Part of a data file
_____

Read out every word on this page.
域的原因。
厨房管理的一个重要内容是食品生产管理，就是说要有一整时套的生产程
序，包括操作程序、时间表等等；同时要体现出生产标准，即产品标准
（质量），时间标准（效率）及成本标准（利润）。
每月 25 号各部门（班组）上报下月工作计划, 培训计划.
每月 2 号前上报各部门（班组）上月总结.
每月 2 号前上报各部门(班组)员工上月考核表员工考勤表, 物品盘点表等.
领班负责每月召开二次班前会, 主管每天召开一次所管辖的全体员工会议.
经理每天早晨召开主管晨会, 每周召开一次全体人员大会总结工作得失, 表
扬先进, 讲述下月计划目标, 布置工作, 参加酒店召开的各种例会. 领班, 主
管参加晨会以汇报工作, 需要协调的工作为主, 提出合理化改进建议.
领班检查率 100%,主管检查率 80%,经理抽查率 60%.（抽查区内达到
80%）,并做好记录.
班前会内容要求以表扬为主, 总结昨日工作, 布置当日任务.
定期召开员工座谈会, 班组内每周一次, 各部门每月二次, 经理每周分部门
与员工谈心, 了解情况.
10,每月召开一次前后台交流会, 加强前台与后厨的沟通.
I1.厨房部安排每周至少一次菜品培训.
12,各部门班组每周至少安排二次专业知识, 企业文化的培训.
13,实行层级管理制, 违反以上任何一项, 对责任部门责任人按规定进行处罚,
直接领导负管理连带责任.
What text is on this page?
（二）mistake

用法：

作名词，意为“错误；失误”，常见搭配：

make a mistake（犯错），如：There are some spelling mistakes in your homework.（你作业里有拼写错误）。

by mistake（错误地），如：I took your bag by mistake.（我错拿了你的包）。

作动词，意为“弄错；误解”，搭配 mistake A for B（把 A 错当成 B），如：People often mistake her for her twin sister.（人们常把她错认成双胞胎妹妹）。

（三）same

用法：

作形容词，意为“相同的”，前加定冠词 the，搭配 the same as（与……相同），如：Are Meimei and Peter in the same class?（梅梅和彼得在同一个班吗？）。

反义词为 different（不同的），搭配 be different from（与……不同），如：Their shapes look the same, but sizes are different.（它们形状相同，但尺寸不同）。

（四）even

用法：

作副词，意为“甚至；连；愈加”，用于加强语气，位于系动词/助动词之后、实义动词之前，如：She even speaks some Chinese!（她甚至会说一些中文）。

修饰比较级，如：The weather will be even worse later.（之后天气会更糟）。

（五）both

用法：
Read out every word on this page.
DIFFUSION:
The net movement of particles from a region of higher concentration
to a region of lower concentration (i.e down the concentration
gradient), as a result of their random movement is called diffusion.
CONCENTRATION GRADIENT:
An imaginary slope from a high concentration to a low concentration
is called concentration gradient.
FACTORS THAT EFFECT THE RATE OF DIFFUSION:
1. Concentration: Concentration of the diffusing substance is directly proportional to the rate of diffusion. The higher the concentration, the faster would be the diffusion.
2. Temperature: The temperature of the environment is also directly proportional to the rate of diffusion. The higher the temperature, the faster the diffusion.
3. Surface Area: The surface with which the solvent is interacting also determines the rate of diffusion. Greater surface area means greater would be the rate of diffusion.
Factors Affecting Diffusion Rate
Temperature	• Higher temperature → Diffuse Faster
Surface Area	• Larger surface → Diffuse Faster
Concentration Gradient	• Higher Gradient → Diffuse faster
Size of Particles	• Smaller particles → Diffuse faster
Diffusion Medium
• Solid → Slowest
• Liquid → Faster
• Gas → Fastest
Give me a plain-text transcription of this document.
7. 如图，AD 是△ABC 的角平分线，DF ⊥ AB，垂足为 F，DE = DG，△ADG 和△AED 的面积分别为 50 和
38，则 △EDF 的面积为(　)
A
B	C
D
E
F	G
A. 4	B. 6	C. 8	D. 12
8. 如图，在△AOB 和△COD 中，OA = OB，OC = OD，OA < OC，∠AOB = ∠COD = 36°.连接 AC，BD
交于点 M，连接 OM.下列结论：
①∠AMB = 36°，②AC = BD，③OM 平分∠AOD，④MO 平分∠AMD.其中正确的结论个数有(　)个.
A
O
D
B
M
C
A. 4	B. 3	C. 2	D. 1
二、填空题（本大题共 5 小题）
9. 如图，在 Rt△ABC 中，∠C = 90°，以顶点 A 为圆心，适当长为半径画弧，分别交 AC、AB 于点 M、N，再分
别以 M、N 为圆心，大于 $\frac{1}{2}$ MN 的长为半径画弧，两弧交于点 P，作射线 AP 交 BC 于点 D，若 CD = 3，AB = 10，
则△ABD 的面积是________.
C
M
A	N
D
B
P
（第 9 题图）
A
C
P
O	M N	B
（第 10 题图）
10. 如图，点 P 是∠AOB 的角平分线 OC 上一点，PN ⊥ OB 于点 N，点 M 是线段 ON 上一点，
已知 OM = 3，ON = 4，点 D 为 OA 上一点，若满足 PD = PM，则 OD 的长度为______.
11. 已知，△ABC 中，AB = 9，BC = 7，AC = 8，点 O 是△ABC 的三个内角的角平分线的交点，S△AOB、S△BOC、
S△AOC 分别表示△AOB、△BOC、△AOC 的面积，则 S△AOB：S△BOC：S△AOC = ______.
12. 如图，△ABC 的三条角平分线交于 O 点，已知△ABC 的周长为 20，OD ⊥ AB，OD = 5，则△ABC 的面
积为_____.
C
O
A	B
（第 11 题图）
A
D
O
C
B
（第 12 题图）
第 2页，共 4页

_____

* **REQUEST**
Identify the lines above that contain the word "Temperature", then copy them.

* **OUTPUT BELOW**
2. Temperature: The temperature of the environment is also directly proportional to the rate of diffusion. The higher the temperature, the faster the diffusion.
Temperature	• Higher temperature → Diffuse Faster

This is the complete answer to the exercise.